WHAT TO WORK ON
Answer these questions using the Reuters report below on Johnson & Johnson.
(a) How large a charge did Johnson & Johnson say it would take in connection with the new U.S. tax law?
(b) How much cash did the company say it held outside the United States?
(c) By what percentage did its shares fall in morning trading?

EXCERPT PROVIDED

FILE PHOTO: The Johnson and Johnson logo is seen at an office building in Singapore January 17, 2018. REUTERS/Thomas White/File Photo
January 23, 2018
(Reuters) – Johnson & Johnson, one of the world’s largest drugmakers, on Tuesday said that it would take a $13.6-billion charge related to the new U.S. tax law and plans to bring back billions of dollars from overseas immediately.
U.S. President Donald Trump signed the law late last year, and many large U.S. corporations and drugmakers have said they will take advantage of its new, lower tax rate on repatriated foreign earnings and cash.
J&J last publicly reported a year ago that it had $66 billion in undistributed international earnings and on Tuesday said it had $16 billion in cash outside the United States.
The company, based in New Brunswick, New Jersey, plans to move $12 billion of that cash immediately, J&J CFO Dominic Caruso said during a conference call with analysts to discuss fourth-quarter earnings.
He said much of that will be used to pay down debt and also to fund U.S. operations.
J&J’s tax hit is the biggest announced for the pharmaceutical industry so far. Drugmaker Amgen Inc <AMGN.O>, for instance, said it would take a charge of more than $6 billion, while rival Pfizer Inc. has not yet given details on its tax plans.
Shares of J&J fell 2.2 percent to $144.93 in morning trading.
QUARTERLY LOSS
The company reported a quarterly loss due to charge, but beat analysts’ profit estimates excluding that and other items, helped by growth in new cancer drugs and profitable treatments that J&J gained with its $30-billion purchase of Actelion last year.

RECORDS

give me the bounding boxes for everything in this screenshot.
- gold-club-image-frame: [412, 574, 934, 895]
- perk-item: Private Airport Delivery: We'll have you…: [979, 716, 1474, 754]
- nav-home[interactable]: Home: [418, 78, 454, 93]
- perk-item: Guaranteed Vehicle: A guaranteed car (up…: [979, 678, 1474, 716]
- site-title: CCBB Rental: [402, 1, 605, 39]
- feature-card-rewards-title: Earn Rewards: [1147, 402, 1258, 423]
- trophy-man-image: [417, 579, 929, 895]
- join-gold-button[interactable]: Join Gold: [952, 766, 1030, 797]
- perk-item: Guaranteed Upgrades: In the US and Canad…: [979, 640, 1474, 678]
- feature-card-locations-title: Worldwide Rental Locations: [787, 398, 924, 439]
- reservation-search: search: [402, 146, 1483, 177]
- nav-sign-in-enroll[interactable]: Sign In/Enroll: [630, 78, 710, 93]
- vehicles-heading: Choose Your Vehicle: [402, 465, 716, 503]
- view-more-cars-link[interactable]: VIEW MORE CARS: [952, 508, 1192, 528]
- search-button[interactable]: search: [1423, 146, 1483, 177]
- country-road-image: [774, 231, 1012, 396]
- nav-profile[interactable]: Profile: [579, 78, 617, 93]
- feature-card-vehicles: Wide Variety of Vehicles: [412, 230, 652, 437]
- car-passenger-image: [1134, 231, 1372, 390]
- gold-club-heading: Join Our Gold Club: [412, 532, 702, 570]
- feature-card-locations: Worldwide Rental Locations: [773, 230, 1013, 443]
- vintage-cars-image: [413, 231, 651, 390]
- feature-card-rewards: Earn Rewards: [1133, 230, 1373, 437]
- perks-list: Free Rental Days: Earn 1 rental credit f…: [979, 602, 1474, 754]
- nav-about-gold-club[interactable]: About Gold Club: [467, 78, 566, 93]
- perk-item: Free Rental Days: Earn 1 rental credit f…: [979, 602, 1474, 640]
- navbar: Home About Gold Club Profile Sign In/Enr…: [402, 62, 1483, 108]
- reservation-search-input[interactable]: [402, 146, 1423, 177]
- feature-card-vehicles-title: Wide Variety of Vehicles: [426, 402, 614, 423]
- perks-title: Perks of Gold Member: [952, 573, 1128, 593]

ANSWER BOX
(a) $13.6 billion.
(b) $16 billion.
(c) 2.2 percent, to $144.93.